### WHAT THIS TASK INVOLVES:
Search the listing below for the string "Settings" and show each line that contains it.

________________________

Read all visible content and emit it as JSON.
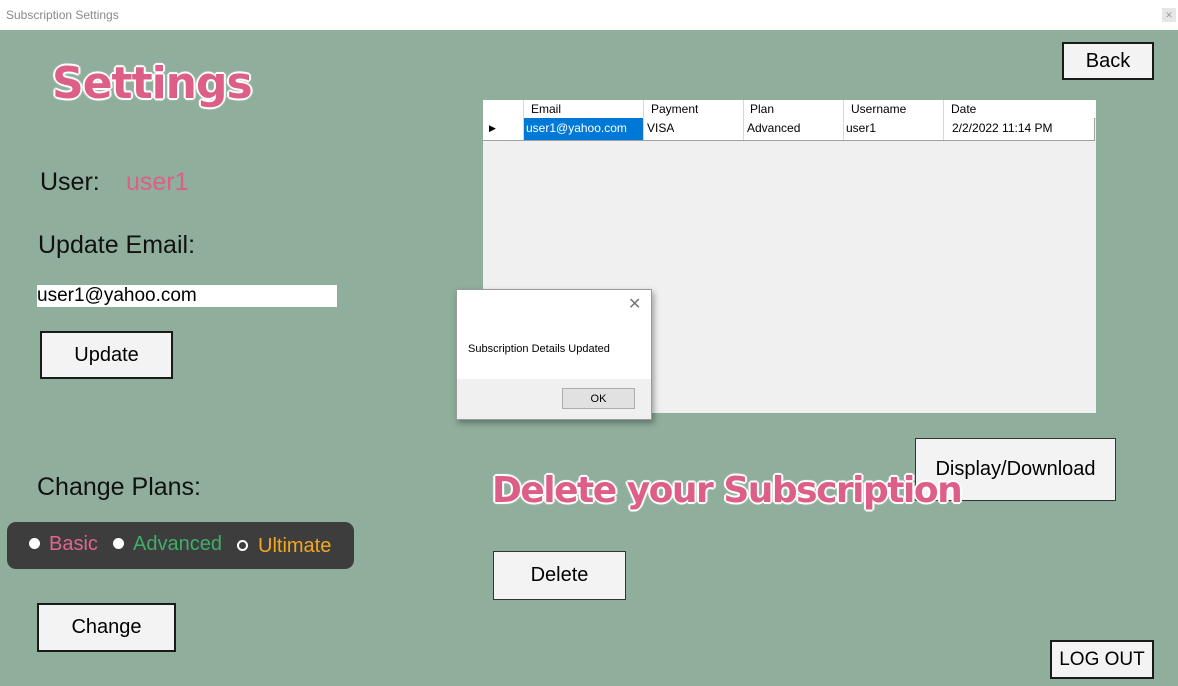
{
  "window": {
    "title": "Subscription Settings"
  },
  "header": {
    "title": "Settings"
  },
  "user": {
    "label": "User:",
    "value": "user1"
  },
  "update_email": {
    "label": "Update Email:",
    "value": "user1@yahoo.com",
    "button": "Update"
  },
  "plans": {
    "label": "Change Plans:",
    "options": [
      {
        "label": "Basic",
        "color": "#e0658f",
        "selected": true
      },
      {
        "label": "Advanced",
        "color": "#3fae6a",
        "selected": true
      },
      {
        "label": "Ultimate",
        "color": "#f5a623",
        "selected": false
      }
    ],
    "button": "Change"
  },
  "toolbar": {
    "back": "Back",
    "display_download": "Display/Download",
    "logout": "LOG OUT"
  },
  "delete_section": {
    "title": "Delete your Subscription",
    "button": "Delete"
  },
  "grid": {
    "columns": [
      "Email",
      "Payment",
      "Plan",
      "Username",
      "Date"
    ],
    "rows": [
      {
        "email": "user1@yahoo.com",
        "payment": "VISA",
        "plan": "Advanced",
        "username": "user1",
        "date": "2/2/2022 11:14 PM"
      }
    ]
  },
  "dialog": {
    "message": "Subscription Details Updated",
    "ok": "OK"
  },
  "colors": {
    "background": "#8fae9b",
    "accent": "#dd5f88",
    "selection": "#0078d7"
  }
}
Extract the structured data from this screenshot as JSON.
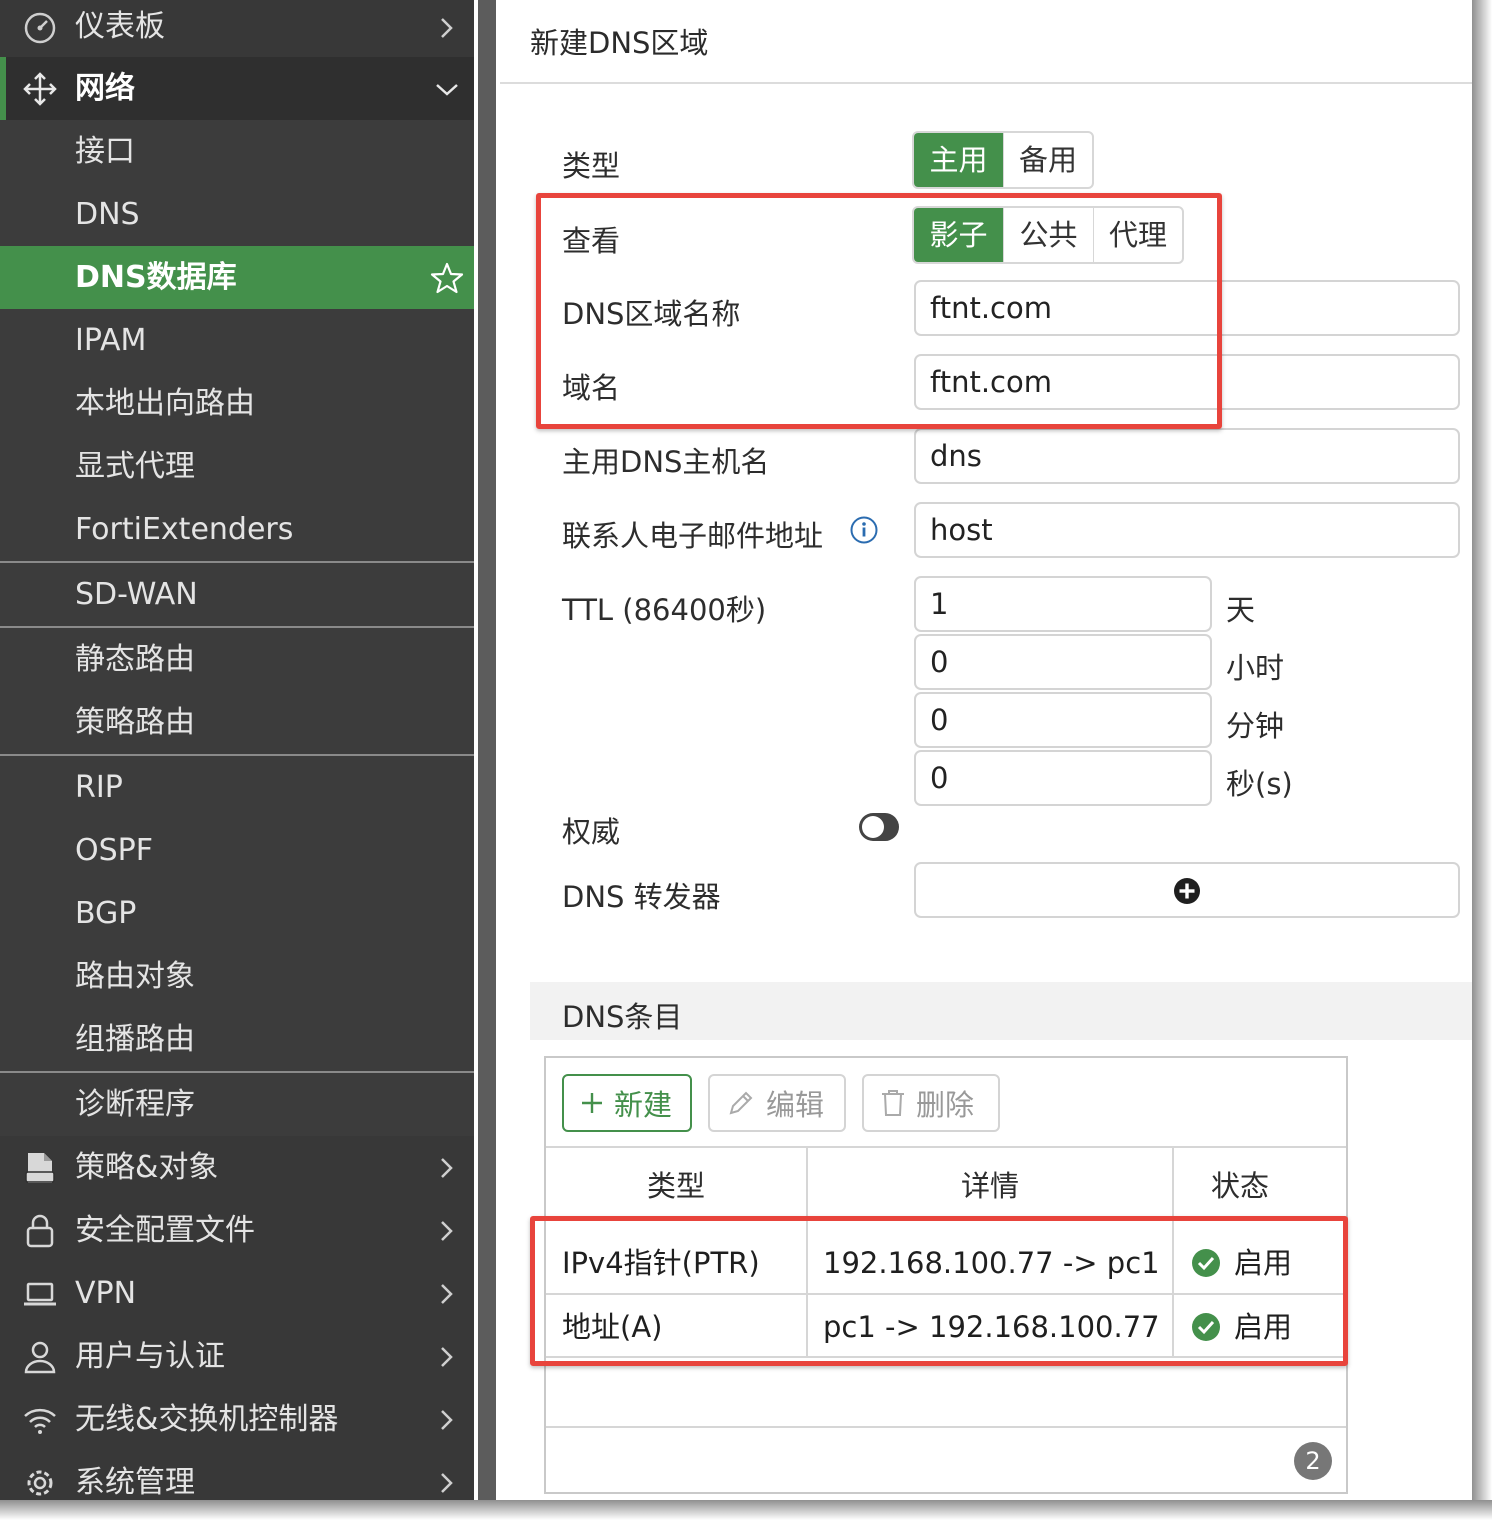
{
  "sidebar": {
    "items": [
      {
        "label": "仪表板",
        "icon": "dashboard-icon"
      },
      {
        "label": "网络",
        "icon": "move-arrows-icon"
      },
      {
        "label": "接口"
      },
      {
        "label": "DNS"
      },
      {
        "label": "DNS数据库"
      },
      {
        "label": "IPAM"
      },
      {
        "label": "本地出向路由"
      },
      {
        "label": "显式代理"
      },
      {
        "label": "FortiExtenders"
      },
      {
        "label": "SD-WAN"
      },
      {
        "label": "静态路由"
      },
      {
        "label": "策略路由"
      },
      {
        "label": "RIP"
      },
      {
        "label": "OSPF"
      },
      {
        "label": "BGP"
      },
      {
        "label": "路由对象"
      },
      {
        "label": "组播路由"
      },
      {
        "label": "诊断程序"
      },
      {
        "label": "策略&对象",
        "icon": "policy-document-icon"
      },
      {
        "label": "安全配置文件",
        "icon": "lock-icon"
      },
      {
        "label": "VPN",
        "icon": "laptop-icon"
      },
      {
        "label": "用户与认证",
        "icon": "user-icon"
      },
      {
        "label": "无线&交换机控制器",
        "icon": "wifi-icon"
      },
      {
        "label": "系统管理",
        "icon": "gear-icon"
      }
    ],
    "active_item": "DNS数据库"
  },
  "panel": {
    "title": "新建DNS区域"
  },
  "form": {
    "type_label": "类型",
    "type_options": [
      "主用",
      "备用"
    ],
    "type_selected": "主用",
    "view_label": "查看",
    "view_options": [
      "影子",
      "公共",
      "代理"
    ],
    "view_selected": "影子",
    "zone_name_label": "DNS区域名称",
    "zone_name_value": "ftnt.com",
    "domain_label": "域名",
    "domain_value": "ftnt.com",
    "primary_host_label": "主用DNS主机名",
    "primary_host_value": "dns",
    "contact_email_label": "联系人电子邮件地址",
    "contact_email_value": "host",
    "ttl_label": "TTL (86400秒)",
    "ttl_days": "1",
    "ttl_days_unit": "天",
    "ttl_hours": "0",
    "ttl_hours_unit": "小时",
    "ttl_minutes": "0",
    "ttl_minutes_unit": "分钟",
    "ttl_seconds": "0",
    "ttl_seconds_unit": "秒(s)",
    "authoritative_label": "权威",
    "authoritative_on": false,
    "forwarder_label": "DNS 转发器"
  },
  "entries": {
    "section_title": "DNS条目",
    "toolbar": {
      "new_label": "新建",
      "edit_label": "编辑",
      "delete_label": "删除"
    },
    "columns": [
      "类型",
      "详情",
      "状态"
    ],
    "rows": [
      {
        "type": "IPv4指针(PTR)",
        "detail": "192.168.100.77 -> pc1",
        "status": "启用"
      },
      {
        "type": "地址(A)",
        "detail": "pc1 -> 192.168.100.77",
        "status": "启用"
      }
    ],
    "count": "2"
  },
  "colors": {
    "accent_green": "#44904b",
    "highlight_red": "#e8443c",
    "sidebar_bg": "#2f2f2f"
  }
}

________________________

### RESPONSE TO THE TASK:
    "title": "Subscription Settings"
    "title": "Settings"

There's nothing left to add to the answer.